WHAT TO WORK ON: Exclude images, then output the remaining data verbatim.

DATA LISTING:
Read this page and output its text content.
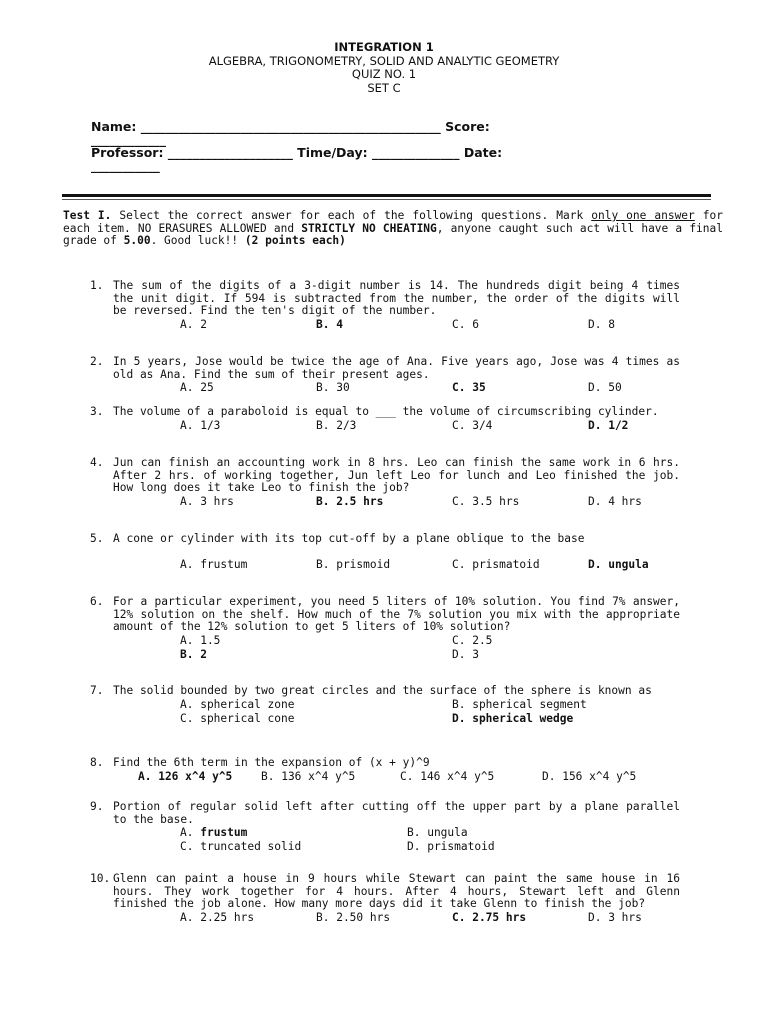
INTEGRATION 1
ALGEBRA, TRIGONOMETRY, SOLID AND ANALYTIC GEOMETRY
QUIZ NO. 1
SET C
Name: ________________________________________________ Score:
____________
Professor: ____________________ Time/Day: ______________ Date:
___________
Test I. Select the correct answer for each of the following questions. Mark only one answer for each item. NO ERASURES ALLOWED and STRICTLY NO CHEATING, anyone caught such act will have a final grade of 5.00. Good luck!! (2 points each)
1. The sum of the digits of a 3-digit number is 14. The hundreds digit being 4 times the unit digit. If 594 is subtracted from the number, the order of the digits will be reversed. Find the ten's digit of the number.
A. 2	B. 4	C. 6	D. 8
2. In 5 years, Jose would be twice the age of Ana. Five years ago, Jose was 4 times as old as Ana. Find the sum of their present ages.
A. 25	B. 30	C. 35	D. 50
3. The volume of a paraboloid is equal to ___ the volume of circumscribing cylinder.
A. 1/3	B. 2/3	C. 3/4	D. 1/2
4. Jun can finish an accounting work in 8 hrs. Leo can finish the same work in 6 hrs. After 2 hrs. of working together, Jun left Leo for lunch and Leo finished the job. How long does it take Leo to finish the job?
A. 3 hrs	B. 2.5 hrs	C. 3.5 hrs	D. 4 hrs
5. A cone or cylinder with its top cut-off by a plane oblique to the base
A. frustum	B. prismoid	C. prismatoid	D. ungula
6. For a particular experiment, you need 5 liters of 10% solution. You find 7% answer, 12% solution on the shelf. How much of the 7% solution you mix with the appropriate amount of the 12% solution to get 5 liters of 10% solution?
A. 1.5	C. 2.5
B. 2	D. 3
7. The solid bounded by two great circles and the surface of the sphere is known as
A. spherical zone	B. spherical segment
C. spherical cone	D. spherical wedge
8. Find the 6th term in the expansion of (x + y)^9
A. 126 x^4 y^5	B. 136 x^4 y^5	C. 146 x^4 y^5	D. 156 x^4 y^5
9. Portion of regular solid left after cutting off the upper part by a plane parallel to the base.
A. frustum	B. ungula
C. truncated solid	D. prismatoid
10. Glenn can paint a house in 9 hours while Stewart can paint the same house in 16 hours. They work together for 4 hours. After 4 hours, Stewart left and Glenn finished the job alone. How many more days did it take Glenn to finish the job?
A. 2.25 hrs	B. 2.50 hrs	C. 2.75 hrs	D. 3 hrs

OUTPUT OF THE TASK:
Read this page and output its text content.
INTEGRATION 1
ALGEBRA, TRIGONOMETRY, SOLID AND ANALYTIC GEOMETRY
QUIZ NO. 1
SET C
Name: ________________________________________________ Score:
____________
Professor: ____________________ Time/Day: ______________ Date:
___________
Test I. Select the correct answer for each of the following questions. Mark only one answer for each item. NO ERASURES ALLOWED and STRICTLY NO CHEATING, anyone caught such act will have a final grade of 5.00. Good luck!! (2 points each)
1. The sum of the digits of a 3-digit number is 14. The hundreds digit being 4 times the unit digit. If 594 is subtracted from the number, the order of the digits will be reversed. Find the ten's digit of the number.
A. 2	B. 4	C. 6	D. 8
2. In 5 years, Jose would be twice the age of Ana. Five years ago, Jose was 4 times as old as Ana. Find the sum of their present ages.
A. 25	B. 30	C. 35	D. 50
3. The volume of a paraboloid is equal to ___ the volume of circumscribing cylinder.
A. 1/3	B. 2/3	C. 3/4	D. 1/2
4. Jun can finish an accounting work in 8 hrs. Leo can finish the same work in 6 hrs. After 2 hrs. of working together, Jun left Leo for lunch and Leo finished the job. How long does it take Leo to finish the job?
A. 3 hrs	B. 2.5 hrs	C. 3.5 hrs	D. 4 hrs
5. A cone or cylinder with its top cut-off by a plane oblique to the base
A. frustum	B. prismoid	C. prismatoid	D. ungula
6. For a particular experiment, you need 5 liters of 10% solution. You find 7% answer, 12% solution on the shelf. How much of the 7% solution you mix with the appropriate amount of the 12% solution to get 5 liters of 10% solution?
A. 1.5	C. 2.5
B. 2	D. 3
7. The solid bounded by two great circles and the surface of the sphere is known as
A. spherical zone	B. spherical segment
C. spherical cone	D. spherical wedge
8. Find the 6th term in the expansion of (x + y)^9
A. 126 x^4 y^5	B. 136 x^4 y^5	C. 146 x^4 y^5	D. 156 x^4 y^5
9. Portion of regular solid left after cutting off the upper part by a plane parallel to the base.
A. frustum	B. ungula
C. truncated solid	D. prismatoid
10. Glenn can paint a house in 9 hours while Stewart can paint the same house in 16 hours. They work together for 4 hours. After 4 hours, Stewart left and Glenn finished the job alone. How many more days did it take Glenn to finish the job?
A. 2.25 hrs	B. 2.50 hrs	C. 2.75 hrs	D. 3 hrs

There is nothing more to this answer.